▸ Alıştırma
Siyaset ve imar rantı üzerine olan yazıyı son cümlesinden sonra sürdürün.

▸ Metin Parçası

|---|

Siyasetin kalitesi, Yaşam kalitemiz ile doğru orantılıdır. Zira siyasal erozyon çağdaş demokrasinin önündeki en büyük engeldir.
Rant ekonomisi, imar yetkilerini kullanan siyaseti de kendisine bağlayarak bir kirlenme sürecini başlatmıştır. Çünkü yağmacı ekonomik beklentiler çıkar birliktelikleri oluşturup, ayrıcalıklı imar rantıyla beslenen bir mafya yapılanmasını da yaratarak süreçte siyasetle bütünleşmeye başlamıştır.
Sürekli kamu çıkarlarına aykırı olarak değiştirilen, kent planları uygulanmayan, yargı kararları ile kentlilerin, uzmanların kararlara katılımını ret eden yönetim anlayışları kent ve toplum sorunlarının çözülemeyecek boyutlara ulaşmasına ve kentlerin yaşam kaynaklarının yitirilmesine neden olmuştur.
Bu nedenlerle ticaret ile siyasetin bağı kesilmelidir. Siyaset kurumu ve kamu yönetimi, sermaye, cemaat ve çıkar ilişkilerinden arındırılmalıdır.
Yerel yönetimlerin LAİK DEMOKRATİK CUMHURİYET VE ATATÜRKÇÜ İLKELER doğrultusunda hareket etmeleri, özellikle laiklik ilkesini her alanda dikkate almaları son derece önemlidir.
Siyasetin finansmanında şeffaflık sağlanmalıdır. Aksi durum sermaye egemen bir anlayış ile siyasette emeği yok ettiği gibi kirletmektedir. Kamu yönetiminde, her türlü yozlaşma ve kirliliğe, etik dışı ilişkilere, tüccar siyaset anlayışına” son verilmelidir.

|---|

(Kaydedilmiş girdiler)

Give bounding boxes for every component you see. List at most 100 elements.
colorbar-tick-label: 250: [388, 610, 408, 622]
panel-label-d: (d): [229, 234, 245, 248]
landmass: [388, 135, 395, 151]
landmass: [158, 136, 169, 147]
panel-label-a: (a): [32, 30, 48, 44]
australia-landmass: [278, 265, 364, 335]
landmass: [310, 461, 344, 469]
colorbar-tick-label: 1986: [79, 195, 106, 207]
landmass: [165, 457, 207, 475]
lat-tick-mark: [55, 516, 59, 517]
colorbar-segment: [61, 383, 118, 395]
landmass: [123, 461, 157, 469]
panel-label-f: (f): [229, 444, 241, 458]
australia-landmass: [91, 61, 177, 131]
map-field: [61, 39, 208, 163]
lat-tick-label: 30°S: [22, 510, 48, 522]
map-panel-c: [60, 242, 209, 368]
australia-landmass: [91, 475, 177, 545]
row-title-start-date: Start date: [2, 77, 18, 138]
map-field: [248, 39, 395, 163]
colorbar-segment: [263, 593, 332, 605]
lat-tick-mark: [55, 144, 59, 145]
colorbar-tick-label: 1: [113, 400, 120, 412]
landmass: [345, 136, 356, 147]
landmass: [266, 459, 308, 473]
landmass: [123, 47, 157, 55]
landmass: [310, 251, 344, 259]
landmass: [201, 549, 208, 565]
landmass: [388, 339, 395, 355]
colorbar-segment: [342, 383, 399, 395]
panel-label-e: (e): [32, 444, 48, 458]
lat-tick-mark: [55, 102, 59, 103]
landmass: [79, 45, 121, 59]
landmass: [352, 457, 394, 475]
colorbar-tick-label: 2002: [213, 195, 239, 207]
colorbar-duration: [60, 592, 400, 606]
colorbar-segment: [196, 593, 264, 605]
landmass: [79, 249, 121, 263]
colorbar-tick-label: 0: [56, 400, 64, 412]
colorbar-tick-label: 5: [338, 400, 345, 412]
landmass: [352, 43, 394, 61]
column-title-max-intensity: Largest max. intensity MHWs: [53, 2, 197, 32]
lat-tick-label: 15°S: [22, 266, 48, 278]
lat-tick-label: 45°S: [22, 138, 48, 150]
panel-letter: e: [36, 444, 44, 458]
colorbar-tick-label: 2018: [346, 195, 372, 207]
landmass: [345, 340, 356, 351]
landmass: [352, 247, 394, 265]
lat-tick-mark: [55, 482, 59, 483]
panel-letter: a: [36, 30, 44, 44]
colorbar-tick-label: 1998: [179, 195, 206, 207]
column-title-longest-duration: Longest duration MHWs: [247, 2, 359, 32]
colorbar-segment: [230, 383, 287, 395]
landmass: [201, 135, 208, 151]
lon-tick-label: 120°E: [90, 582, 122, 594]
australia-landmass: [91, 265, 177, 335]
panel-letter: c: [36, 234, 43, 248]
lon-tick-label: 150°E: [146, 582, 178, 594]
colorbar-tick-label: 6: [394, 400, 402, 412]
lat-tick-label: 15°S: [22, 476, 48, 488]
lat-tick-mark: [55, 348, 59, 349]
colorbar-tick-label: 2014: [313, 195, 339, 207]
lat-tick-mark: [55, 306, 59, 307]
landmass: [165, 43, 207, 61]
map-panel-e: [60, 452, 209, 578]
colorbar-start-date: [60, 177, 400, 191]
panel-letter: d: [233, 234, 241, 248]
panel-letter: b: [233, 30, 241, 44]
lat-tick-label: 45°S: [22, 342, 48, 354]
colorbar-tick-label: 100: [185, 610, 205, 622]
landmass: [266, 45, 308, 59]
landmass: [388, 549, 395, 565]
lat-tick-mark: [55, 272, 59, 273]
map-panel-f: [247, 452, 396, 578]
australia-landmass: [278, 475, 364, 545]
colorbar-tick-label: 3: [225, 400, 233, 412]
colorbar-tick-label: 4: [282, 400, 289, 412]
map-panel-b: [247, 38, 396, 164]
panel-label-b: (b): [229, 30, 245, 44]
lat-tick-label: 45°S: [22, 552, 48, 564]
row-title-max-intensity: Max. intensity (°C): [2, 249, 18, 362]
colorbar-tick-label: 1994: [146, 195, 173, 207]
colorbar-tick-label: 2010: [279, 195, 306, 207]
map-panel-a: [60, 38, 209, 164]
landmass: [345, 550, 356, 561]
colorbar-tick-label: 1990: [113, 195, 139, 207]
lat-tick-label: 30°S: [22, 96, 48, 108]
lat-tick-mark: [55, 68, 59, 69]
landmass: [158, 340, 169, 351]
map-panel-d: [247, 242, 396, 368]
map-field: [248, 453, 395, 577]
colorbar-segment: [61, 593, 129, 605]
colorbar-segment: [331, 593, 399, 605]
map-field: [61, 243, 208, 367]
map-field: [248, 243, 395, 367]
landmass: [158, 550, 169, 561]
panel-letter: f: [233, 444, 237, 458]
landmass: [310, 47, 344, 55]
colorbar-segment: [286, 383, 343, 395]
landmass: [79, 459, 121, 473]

|---|

▸ Çözüm Aşağıda
“Temiz Siyaset- Dürüst Yönetim yapılanmasının gerçekleştirildiği, “adalet, erdem, şeffaflık ve güven” değerlerinin uygulamada öne çıktığı çağdaş bir Türkiye toplumumuzun ortak özlemidir
Diğer taraftan Yeni Anayasa denilerek başta laiklik olmak üzere Anayasanın tartışmaya açılması, eğitimin maarif müfredatı üzerinden dinselleştirilmesi, okullara imam atama gibi uygulamalarla Diyanet Akademilerine dönüştürülmesi, yeni dönemde karşı devrim hızlanarak devam edeceğinin göstergeleridir.
Oysa yürürlükte olan anayasamızın 6. Maddesi ”hiç kimsenin kaynağını Anayasadan almayan bir yetkiyi kullanamayacağını” belirtir, Anayasanın hiçbir maddesi mevcut Anayasanın topyekûn ortadan kaldırılıp yepyeni bir anayasa yapılmasına olanak vermemektedir. Kaldı ki mevcut iktidar eliyle topyekûn bir Anayasa değişikliğinin ne denli gelecek için tehdit oluşturacağı da ortadadır.
Bizler ATATÜRKÇÜ DÜŞÜNCE DERNEĞİ olarak, kan ve irfanla kurulmuş Türkiye Cumhuriyeti’ni fabrika ayarlarına döndürmek ve Kemalist Cumhuriyet’i tekrar yaratmak kaçınılmazdır diyoruz
Bu bağlamda, ulusal bütünlüğümüzün tutkalı ve güvencesi olması gereken Anayasamızın “özgürlükçü ” vb. önüne takılarla sulandırılmadan devletin tüm dinsel inanışlar karşısında tam tarafsızlığını sağlaması gereklidir diyoruz.
Neoliberal soygun politikalarıyla piyasaya terk edilen, bir yandan da çeşitli dinsel vakıflarla yapılan protokoller ile ve müfredata konulan dinsel eğitim programlarıyla yobazlaştırılan eğitim sistemi yerine bilimsel, laik, kamusal ve ücretsiz YENİDEN MİLLİ EĞİTİM SİSTEMİ diyoruz.
Şeyhülislam özentiliğinden kurtulup, Cumhuriyet’e kılıç sallayan bir Diyanet yerine YENİDEN CUMHURİYET’İN DİYANET İŞLERİ BAŞKANLIĞI diyoruz.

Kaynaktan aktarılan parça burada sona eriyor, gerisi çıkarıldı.